Gransnet forums

AIBU

Left feeling upset by Mother's Day

(118 Posts)
FarTooYoungForThis Mon 20-Mar-23 18:08:51

Well yesterday was a disappointment! Not a card, phone call or text from AC. Everything is fine with our relationship, they were probably busy with their own day. Busy social life / no children. They will no doubt give me a present when I see them next. But I value a card on the day, phone call on the day or would even be happy with a text on the day. So I ended up feeling very sad and tearful. So next year I plan to say no presents, I would rather you save your money. I will plan a nice day out for myself and not expect flowers to arrive or be waiting around for a text or call. If I receive a text or call fine but I don't want to be hurt in this way again. DH says I should let them know how upset I was but I don't want to only receive a card or text in future out of duty.

Norah Mon 20-Mar-23 18:10:28

flowers

mokryna Mon 20-Mar-23 18:15:51

flowers Maybe the post is being slower than usual. My daughter says she has sent one.

Palmtree Mon 20-Mar-23 18:17:22

I wonder if your post might be late. 2 of my adult children sent cards, one on Wed and one on Thursday, both by first class. They still haven't arrived today. Luckily they mentioned this to me, otherwise I too would have been disappointed.

NotSpaghetti Mon 20-Mar-23 18:28:48

You are a mother every day FarTooYoungForThis - not just once a year.

If you know that everything is fine with your relationships I think just put it aside.
There will be telling you that they love you and care for you on other days.

flowers

FarTooYoungForThis Mon 20-Mar-23 18:31:25

I don't think it's that as my daughter doesn't sent cards for any occasion. The lack of a text message or phone call was upsetting though.

Wyllow3 Mon 20-Mar-23 18:33:37

I got an offer of a phone call and took it up for the evening. I'd think I'd say something when I was with them and "the moment is right" but confine it to something along the lines of "can we have a nice phone call next Mothers Day, missed you in March".

Saying "no presents, I would rather you save your money." maybe implies they "ought" to have done something present wise and might ruffle feathers?

## Extracted material
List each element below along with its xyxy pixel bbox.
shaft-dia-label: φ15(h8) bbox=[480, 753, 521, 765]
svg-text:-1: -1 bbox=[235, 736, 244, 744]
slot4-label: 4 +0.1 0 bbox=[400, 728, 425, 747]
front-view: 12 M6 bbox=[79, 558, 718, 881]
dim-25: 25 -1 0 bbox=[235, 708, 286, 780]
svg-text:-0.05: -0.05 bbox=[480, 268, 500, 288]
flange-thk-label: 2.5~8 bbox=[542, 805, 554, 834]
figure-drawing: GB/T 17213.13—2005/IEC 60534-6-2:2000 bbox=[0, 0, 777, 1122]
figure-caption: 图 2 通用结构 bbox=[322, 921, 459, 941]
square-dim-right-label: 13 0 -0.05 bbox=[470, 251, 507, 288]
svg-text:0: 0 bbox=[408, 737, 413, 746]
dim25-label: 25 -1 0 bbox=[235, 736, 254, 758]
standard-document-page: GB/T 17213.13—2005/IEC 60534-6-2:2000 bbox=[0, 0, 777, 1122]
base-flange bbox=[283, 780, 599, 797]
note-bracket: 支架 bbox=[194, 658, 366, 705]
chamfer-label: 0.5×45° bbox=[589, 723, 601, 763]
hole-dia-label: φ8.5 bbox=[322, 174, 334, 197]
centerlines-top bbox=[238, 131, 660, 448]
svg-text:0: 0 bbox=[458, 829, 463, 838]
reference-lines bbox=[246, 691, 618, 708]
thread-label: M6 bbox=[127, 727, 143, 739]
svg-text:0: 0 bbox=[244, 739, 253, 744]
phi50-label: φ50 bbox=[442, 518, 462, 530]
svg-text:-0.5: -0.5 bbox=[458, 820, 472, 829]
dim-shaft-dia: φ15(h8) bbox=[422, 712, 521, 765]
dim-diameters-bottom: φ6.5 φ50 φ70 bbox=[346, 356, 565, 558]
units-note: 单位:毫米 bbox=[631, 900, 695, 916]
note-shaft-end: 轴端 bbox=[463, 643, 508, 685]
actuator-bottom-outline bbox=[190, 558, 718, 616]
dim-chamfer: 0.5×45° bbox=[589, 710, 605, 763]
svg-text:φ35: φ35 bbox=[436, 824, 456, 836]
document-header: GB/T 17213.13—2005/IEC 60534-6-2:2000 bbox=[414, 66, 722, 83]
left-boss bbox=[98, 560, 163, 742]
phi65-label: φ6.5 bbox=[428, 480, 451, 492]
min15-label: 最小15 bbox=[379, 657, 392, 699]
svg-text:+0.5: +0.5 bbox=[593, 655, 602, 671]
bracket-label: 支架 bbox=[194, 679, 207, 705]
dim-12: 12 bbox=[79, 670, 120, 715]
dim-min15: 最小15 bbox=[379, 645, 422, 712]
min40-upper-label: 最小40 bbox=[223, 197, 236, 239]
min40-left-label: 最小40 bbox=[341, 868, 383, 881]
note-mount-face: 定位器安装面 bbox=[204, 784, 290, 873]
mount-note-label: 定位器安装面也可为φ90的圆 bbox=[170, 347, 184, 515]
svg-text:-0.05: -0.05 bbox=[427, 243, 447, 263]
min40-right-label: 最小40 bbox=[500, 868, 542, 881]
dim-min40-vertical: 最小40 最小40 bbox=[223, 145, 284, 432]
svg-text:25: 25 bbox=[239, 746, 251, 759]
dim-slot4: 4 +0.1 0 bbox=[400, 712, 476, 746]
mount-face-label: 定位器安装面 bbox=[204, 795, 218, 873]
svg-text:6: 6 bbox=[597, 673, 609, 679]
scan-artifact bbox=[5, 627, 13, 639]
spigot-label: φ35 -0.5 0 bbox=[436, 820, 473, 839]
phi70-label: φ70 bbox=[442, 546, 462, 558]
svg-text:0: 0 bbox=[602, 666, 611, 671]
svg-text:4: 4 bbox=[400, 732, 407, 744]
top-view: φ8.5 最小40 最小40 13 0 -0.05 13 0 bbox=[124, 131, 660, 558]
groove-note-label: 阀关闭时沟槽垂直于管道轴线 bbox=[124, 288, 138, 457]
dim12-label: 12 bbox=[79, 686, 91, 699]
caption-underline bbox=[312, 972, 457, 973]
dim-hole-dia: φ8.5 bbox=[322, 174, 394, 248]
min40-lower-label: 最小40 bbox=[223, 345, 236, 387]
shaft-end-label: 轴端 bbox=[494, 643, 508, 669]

## Task
In the Mother's Day forum thread, answer the following:
1. What does DH say FarTooYoungForThis should do?
2. On which days did Palmtree's two adult children send their cards, and by what class of post?
3. What was Wyllow3 offered?

## Answer box
1. Let them know how upset she was.
2. One on Wednesday and one on Thursday, both by first class.
3. A phone call.